• [TASK BRIEF] Below are the records; collect from them each line containing the string "text".

• [MATERIAL PROVIDED]
__________
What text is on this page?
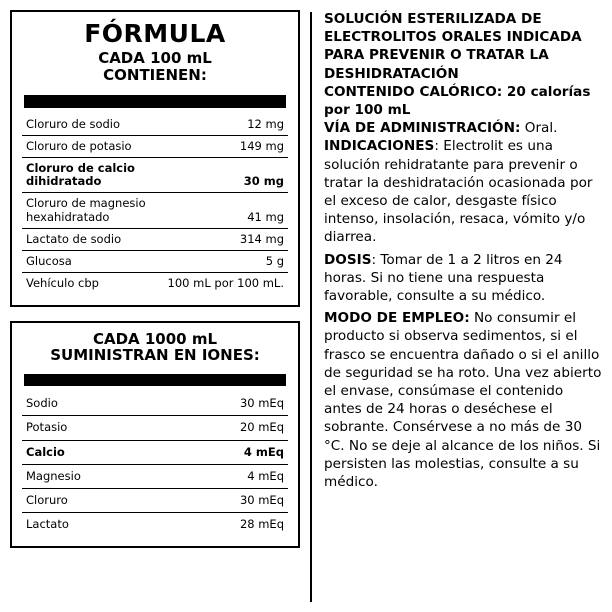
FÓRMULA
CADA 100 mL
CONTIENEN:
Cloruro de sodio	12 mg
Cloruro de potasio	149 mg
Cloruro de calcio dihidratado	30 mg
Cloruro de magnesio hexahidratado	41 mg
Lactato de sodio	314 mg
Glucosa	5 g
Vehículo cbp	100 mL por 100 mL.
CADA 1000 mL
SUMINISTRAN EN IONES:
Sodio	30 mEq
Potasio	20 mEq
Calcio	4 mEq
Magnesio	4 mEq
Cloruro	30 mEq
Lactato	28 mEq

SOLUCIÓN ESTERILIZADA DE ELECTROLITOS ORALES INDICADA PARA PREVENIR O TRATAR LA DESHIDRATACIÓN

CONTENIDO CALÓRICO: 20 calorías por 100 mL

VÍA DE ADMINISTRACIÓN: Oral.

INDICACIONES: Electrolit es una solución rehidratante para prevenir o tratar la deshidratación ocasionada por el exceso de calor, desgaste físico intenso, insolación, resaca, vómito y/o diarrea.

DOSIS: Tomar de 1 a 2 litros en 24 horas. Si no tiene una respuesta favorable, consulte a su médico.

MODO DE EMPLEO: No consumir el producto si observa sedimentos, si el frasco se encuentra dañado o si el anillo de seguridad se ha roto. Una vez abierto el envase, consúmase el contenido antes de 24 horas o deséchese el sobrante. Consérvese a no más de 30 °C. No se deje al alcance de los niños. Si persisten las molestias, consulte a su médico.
__________
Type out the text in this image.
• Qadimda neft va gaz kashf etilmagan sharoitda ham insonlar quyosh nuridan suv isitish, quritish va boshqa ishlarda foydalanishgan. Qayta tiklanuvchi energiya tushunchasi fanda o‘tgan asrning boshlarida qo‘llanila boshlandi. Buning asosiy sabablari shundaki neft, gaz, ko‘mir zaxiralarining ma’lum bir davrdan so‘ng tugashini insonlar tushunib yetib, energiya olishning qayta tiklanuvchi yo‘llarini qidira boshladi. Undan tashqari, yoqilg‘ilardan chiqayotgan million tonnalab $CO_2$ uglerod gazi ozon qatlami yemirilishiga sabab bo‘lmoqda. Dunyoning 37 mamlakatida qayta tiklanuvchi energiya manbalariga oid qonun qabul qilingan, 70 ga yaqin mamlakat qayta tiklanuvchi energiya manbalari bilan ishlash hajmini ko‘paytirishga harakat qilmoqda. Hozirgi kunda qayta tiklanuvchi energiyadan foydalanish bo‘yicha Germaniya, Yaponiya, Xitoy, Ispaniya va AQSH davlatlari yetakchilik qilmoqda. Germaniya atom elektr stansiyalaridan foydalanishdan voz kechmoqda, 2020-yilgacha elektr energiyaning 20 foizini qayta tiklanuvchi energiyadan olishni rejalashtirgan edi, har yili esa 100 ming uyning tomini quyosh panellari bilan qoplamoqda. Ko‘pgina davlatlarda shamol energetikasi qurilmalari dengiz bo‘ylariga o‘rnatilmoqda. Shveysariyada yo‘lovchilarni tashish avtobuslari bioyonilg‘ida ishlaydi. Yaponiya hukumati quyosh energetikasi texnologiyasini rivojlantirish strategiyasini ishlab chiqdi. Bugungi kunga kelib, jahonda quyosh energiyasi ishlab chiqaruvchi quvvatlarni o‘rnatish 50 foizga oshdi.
__________
• [WRITTEN ANSWER]
What text is on this page?
Type out the text in this image.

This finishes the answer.